◆ Short problem ◆
Please reproduce the records from the start up to and including the line with "value-label: 84 650 bbox=[666, 185, 727, 207]", swapping every "value-label" for "data-label" and leaving everything else as it is.

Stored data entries
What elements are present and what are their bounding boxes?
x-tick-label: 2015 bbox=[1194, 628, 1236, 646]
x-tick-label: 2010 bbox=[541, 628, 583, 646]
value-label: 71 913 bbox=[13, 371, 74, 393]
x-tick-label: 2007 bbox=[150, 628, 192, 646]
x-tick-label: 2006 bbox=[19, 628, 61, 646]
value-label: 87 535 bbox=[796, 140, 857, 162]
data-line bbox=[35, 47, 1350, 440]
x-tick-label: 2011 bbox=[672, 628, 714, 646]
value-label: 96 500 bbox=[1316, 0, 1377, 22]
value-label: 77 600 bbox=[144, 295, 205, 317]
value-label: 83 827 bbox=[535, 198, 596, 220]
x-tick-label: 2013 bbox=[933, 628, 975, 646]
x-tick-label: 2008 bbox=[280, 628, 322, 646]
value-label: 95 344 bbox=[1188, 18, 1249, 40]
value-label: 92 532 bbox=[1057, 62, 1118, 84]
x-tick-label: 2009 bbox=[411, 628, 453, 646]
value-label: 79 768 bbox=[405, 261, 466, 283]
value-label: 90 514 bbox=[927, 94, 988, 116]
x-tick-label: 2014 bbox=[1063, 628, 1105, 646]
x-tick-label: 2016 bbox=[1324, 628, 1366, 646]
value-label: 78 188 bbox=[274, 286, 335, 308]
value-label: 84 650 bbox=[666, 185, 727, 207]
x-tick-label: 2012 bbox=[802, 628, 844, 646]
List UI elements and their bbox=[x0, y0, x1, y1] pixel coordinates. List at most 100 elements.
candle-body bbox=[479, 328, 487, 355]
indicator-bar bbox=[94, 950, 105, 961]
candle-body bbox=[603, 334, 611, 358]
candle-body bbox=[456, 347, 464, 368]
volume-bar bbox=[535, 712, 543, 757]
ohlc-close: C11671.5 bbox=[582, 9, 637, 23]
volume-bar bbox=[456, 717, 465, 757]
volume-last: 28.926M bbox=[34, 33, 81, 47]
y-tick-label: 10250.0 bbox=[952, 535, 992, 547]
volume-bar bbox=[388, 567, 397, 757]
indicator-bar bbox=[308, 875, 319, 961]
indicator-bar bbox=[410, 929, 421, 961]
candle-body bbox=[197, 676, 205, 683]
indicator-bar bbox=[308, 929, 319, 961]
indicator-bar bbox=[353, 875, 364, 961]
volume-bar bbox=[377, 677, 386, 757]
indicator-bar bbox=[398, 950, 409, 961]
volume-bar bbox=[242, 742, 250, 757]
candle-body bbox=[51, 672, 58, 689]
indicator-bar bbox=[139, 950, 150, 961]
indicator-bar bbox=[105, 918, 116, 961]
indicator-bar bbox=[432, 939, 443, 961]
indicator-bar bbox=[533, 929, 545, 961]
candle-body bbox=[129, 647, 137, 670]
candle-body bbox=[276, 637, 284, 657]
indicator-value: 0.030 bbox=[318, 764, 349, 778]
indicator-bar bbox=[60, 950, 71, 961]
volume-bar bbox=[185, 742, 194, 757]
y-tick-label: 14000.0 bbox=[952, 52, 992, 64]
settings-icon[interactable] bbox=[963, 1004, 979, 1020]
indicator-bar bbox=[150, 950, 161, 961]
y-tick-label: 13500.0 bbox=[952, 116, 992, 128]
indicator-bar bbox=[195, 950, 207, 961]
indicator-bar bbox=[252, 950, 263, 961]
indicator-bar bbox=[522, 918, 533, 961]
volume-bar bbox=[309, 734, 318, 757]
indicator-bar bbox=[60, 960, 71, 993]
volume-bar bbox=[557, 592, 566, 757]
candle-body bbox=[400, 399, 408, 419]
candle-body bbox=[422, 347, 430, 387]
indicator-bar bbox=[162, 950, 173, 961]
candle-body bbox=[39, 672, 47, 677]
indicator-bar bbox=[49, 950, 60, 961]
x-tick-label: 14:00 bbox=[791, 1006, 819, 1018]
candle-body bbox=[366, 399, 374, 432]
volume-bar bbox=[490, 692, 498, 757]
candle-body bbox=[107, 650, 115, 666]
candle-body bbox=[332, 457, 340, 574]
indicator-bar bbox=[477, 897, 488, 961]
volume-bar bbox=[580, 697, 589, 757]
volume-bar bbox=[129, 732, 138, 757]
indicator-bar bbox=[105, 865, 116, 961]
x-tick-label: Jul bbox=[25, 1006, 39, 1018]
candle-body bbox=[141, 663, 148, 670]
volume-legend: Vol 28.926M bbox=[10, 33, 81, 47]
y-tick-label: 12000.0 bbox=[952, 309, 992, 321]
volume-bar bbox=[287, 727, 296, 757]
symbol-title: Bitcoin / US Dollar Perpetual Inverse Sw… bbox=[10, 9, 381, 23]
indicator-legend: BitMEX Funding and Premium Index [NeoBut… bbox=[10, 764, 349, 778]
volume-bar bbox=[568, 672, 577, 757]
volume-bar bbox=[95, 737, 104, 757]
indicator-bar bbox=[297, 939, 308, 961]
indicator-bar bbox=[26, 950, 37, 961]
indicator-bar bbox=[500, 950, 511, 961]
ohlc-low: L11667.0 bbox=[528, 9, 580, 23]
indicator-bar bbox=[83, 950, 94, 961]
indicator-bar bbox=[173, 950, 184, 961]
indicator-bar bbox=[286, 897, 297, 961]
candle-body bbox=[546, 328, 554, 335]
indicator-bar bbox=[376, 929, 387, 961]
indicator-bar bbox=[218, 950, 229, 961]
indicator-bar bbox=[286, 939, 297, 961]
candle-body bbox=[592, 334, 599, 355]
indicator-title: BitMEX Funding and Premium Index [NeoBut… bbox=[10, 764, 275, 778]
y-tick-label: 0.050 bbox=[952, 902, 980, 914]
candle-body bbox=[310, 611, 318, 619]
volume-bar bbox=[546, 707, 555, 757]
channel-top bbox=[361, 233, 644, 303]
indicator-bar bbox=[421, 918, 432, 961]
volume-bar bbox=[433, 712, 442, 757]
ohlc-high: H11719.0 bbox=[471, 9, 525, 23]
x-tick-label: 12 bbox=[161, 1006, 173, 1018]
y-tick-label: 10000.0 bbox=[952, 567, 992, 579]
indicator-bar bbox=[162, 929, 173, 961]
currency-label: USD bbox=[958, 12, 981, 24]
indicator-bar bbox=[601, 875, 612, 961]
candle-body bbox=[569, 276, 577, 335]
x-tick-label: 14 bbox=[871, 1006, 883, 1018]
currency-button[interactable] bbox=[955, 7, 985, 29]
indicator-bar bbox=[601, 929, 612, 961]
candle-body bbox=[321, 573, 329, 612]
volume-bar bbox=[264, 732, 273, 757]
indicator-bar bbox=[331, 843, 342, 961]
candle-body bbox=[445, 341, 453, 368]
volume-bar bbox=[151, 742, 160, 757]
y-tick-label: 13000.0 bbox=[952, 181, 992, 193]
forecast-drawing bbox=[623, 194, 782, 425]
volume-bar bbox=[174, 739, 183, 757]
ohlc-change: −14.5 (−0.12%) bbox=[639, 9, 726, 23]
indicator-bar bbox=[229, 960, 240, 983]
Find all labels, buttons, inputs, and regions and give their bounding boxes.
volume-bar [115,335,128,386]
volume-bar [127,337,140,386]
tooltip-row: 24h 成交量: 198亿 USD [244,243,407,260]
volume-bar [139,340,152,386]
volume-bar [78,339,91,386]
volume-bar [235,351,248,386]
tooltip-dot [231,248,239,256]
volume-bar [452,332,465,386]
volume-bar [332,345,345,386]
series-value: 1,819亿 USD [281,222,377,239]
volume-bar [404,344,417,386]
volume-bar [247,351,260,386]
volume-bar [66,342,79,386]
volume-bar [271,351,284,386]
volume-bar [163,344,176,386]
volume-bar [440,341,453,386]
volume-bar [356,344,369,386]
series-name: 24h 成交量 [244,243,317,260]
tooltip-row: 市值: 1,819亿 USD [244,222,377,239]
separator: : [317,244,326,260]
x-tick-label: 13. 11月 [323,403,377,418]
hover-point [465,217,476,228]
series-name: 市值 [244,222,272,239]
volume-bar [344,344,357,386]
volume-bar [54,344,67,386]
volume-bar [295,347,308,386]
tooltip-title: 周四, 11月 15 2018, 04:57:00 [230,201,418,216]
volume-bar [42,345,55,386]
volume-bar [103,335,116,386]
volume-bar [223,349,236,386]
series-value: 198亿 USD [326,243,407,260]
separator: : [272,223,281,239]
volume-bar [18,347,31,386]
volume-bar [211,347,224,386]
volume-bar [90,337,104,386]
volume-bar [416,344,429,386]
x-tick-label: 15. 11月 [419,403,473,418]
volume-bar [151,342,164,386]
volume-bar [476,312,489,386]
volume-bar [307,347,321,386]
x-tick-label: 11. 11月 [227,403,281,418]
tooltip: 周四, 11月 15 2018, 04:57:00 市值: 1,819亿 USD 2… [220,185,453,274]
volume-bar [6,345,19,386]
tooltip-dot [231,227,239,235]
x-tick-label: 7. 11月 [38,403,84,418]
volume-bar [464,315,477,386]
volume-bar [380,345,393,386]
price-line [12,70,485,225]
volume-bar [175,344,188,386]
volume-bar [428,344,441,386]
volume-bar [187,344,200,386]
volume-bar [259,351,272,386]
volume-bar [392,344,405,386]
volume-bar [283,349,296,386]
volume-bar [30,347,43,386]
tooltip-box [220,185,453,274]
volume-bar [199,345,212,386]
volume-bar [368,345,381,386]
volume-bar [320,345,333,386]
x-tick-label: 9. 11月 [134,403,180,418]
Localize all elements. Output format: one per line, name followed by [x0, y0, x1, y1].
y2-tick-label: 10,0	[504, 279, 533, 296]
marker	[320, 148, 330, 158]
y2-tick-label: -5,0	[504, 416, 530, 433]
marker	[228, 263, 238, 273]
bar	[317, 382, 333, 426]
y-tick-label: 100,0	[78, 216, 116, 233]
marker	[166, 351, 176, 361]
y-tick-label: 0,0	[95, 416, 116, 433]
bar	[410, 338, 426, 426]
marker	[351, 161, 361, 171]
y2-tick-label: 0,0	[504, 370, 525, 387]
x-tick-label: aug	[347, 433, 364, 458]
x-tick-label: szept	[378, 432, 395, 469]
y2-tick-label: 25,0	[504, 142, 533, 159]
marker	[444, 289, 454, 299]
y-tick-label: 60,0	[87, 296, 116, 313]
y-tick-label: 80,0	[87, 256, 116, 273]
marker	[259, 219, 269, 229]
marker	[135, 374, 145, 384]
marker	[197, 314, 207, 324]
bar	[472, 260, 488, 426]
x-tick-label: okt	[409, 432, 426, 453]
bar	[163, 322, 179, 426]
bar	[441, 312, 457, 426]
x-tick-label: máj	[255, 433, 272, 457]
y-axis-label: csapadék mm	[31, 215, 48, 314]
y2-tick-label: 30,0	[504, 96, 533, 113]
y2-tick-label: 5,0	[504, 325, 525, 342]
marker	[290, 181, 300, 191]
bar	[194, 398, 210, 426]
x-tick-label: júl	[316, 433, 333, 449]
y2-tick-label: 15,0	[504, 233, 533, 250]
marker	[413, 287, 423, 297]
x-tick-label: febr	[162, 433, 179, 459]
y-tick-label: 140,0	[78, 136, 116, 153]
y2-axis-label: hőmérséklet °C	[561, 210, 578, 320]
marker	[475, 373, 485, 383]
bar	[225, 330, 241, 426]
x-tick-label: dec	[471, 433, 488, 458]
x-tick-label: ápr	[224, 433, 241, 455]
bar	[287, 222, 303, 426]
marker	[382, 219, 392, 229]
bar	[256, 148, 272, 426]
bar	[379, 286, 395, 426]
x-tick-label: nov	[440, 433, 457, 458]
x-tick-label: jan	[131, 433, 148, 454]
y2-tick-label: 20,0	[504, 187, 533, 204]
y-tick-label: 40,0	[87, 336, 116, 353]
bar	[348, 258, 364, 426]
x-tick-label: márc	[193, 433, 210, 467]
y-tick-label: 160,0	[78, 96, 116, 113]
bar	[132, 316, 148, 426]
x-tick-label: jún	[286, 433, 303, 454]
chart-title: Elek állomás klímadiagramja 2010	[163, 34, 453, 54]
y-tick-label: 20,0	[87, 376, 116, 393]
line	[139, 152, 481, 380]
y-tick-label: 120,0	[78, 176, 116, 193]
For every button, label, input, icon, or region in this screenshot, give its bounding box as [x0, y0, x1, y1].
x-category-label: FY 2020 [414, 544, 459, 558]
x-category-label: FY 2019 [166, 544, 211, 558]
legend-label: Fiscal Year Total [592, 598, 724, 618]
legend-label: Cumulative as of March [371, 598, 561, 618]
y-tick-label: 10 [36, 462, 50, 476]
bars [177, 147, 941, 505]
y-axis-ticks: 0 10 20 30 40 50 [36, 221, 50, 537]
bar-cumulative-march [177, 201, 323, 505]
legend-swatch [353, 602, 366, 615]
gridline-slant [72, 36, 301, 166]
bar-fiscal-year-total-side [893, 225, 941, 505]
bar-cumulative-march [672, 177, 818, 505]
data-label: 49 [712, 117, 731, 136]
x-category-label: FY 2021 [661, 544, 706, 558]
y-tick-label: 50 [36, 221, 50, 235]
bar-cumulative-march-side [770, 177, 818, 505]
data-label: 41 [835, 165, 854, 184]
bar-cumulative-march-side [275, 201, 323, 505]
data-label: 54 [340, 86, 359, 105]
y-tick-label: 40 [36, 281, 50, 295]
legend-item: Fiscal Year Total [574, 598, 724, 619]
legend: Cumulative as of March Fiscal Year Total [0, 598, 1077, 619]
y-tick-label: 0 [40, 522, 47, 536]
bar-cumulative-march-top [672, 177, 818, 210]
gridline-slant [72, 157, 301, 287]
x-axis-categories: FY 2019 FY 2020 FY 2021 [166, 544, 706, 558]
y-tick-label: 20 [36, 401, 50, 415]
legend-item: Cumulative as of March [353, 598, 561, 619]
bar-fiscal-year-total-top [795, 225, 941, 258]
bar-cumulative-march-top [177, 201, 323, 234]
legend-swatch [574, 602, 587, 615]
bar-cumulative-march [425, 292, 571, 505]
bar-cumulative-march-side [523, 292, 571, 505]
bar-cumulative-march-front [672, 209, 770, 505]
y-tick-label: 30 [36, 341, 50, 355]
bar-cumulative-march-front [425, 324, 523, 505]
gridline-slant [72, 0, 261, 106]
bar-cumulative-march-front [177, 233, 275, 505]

◆ Reply ◆
What elements are present and what are their bounding boxes?
x-tick-label: 2015 bbox=[1194, 628, 1236, 646]
x-tick-label: 2010 bbox=[541, 628, 583, 646]
data-label: 71 913 bbox=[13, 371, 74, 393]
x-tick-label: 2007 bbox=[150, 628, 192, 646]
x-tick-label: 2006 bbox=[19, 628, 61, 646]
data-label: 87 535 bbox=[796, 140, 857, 162]
data-line bbox=[35, 47, 1350, 440]
x-tick-label: 2011 bbox=[672, 628, 714, 646]
data-label: 96 500 bbox=[1316, 0, 1377, 22]
data-label: 77 600 bbox=[144, 295, 205, 317]
data-label: 83 827 bbox=[535, 198, 596, 220]
x-tick-label: 2013 bbox=[933, 628, 975, 646]
x-tick-label: 2008 bbox=[280, 628, 322, 646]
data-label: 95 344 bbox=[1188, 18, 1249, 40]
data-label: 92 532 bbox=[1057, 62, 1118, 84]
x-tick-label: 2009 bbox=[411, 628, 453, 646]
data-label: 79 768 bbox=[405, 261, 466, 283]
data-label: 90 514 bbox=[927, 94, 988, 116]
x-tick-label: 2014 bbox=[1063, 628, 1105, 646]
x-tick-label: 2016 bbox=[1324, 628, 1366, 646]
data-label: 78 188 bbox=[274, 286, 335, 308]
data-label: 84 650 bbox=[666, 185, 727, 207]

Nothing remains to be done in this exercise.